>> Begin Material provided

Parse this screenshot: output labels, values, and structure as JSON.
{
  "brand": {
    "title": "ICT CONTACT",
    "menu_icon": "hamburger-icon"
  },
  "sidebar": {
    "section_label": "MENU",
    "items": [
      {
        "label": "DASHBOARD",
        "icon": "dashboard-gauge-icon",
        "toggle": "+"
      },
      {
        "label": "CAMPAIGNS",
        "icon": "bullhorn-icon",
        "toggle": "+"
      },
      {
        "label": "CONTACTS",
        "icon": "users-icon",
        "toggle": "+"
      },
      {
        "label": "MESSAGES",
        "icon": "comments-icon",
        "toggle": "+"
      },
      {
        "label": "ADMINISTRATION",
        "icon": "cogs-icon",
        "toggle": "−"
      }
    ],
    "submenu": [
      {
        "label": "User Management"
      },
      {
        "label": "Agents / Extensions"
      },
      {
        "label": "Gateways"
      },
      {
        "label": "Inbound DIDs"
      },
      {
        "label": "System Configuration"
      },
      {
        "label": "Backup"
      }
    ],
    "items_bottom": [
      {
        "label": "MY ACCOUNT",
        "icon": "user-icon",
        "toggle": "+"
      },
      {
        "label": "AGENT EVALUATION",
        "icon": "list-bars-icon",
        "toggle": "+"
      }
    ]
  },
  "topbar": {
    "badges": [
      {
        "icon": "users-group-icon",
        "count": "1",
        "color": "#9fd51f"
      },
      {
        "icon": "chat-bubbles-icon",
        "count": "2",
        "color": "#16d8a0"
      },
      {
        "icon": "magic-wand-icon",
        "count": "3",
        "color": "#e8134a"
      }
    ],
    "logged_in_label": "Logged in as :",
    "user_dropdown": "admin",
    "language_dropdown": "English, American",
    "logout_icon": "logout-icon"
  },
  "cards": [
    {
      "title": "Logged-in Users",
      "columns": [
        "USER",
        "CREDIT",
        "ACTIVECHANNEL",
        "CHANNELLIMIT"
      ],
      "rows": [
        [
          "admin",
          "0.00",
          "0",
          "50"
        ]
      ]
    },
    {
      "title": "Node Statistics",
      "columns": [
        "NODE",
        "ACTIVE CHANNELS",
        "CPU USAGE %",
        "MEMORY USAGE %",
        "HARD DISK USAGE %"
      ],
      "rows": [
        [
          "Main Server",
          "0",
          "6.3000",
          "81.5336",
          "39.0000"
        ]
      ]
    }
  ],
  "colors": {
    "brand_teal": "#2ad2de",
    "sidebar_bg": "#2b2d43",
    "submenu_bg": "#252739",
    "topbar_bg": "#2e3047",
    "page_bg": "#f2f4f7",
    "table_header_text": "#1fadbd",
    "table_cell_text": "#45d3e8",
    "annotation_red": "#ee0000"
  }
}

>> End Material provided

Set problem: Quote each line of the listing above exactly.

Result:
Parse this screenshot: output labels, values, and structure as JSON.
{
  "brand": {
    "title": "ICT CONTACT",
    "menu_icon": "hamburger-icon"
  },
  "sidebar": {
    "section_label": "MENU",
    "items": [
      {
        "label": "DASHBOARD",
        "icon": "dashboard-gauge-icon",
        "toggle": "+"
      },
      {
        "label": "CAMPAIGNS",
        "icon": "bullhorn-icon",
        "toggle": "+"
      },
      {
        "label": "CONTACTS",
        "icon": "users-icon",
        "toggle": "+"
      },
      {
        "label": "MESSAGES",
        "icon": "comments-icon",
        "toggle": "+"
      },
      {
        "label": "ADMINISTRATION",
        "icon": "cogs-icon",
        "toggle": "−"
      }
    ],
    "submenu": [
      {
        "label": "User Management"
      },
      {
        "label": "Agents / Extensions"
      },
      {
        "label": "Gateways"
      },
      {
        "label": "Inbound DIDs"
      },
      {
        "label": "System Configuration"
      },
      {
        "label": "Backup"
      }
    ],
    "items_bottom": [
      {
        "label": "MY ACCOUNT",
        "icon": "user-icon",
        "toggle": "+"
      },
      {
        "label": "AGENT EVALUATION",
        "icon": "list-bars-icon",
        "toggle": "+"
      }
    ]
  },
  "topbar": {
    "badges": [
      {
        "icon": "users-group-icon",
        "count": "1",
        "color": "#9fd51f"
      },
      {
        "icon": "chat-bubbles-icon",
        "count": "2",
        "color": "#16d8a0"
      },
      {
        "icon": "magic-wand-icon",
        "count": "3",
        "color": "#e8134a"
      }
    ],
    "logged_in_label": "Logged in as :",
    "user_dropdown": "admin",
    "language_dropdown": "English, American",
    "logout_icon": "logout-icon"
  },
  "cards": [
    {
      "title": "Logged-in Users",
      "columns": [
        "USER",
        "CREDIT",
        "ACTIVECHANNEL",
        "CHANNELLIMIT"
      ],
      "rows": [
        [
          "admin",
          "0.00",
          "0",
          "50"
        ]
      ]
    },
    {
      "title": "Node Statistics",
      "columns": [
        "NODE",
        "ACTIVE CHANNELS",
        "CPU USAGE %",
        "MEMORY USAGE %",
        "HARD DISK USAGE %"
      ],
      "rows": [
        [
          "Main Server",
          "0",
          "6.3000",
          "81.5336",
          "39.0000"
        ]
      ]
    }
  ],
  "colors": {
    "brand_teal": "#2ad2de",
    "sidebar_bg": "#2b2d43",
    "submenu_bg": "#252739",
    "topbar_bg": "#2e3047",
    "page_bg": "#f2f4f7",
    "table_header_text": "#1fadbd",
    "table_cell_text": "#45d3e8",
    "annotation_red": "#ee0000"
  }
}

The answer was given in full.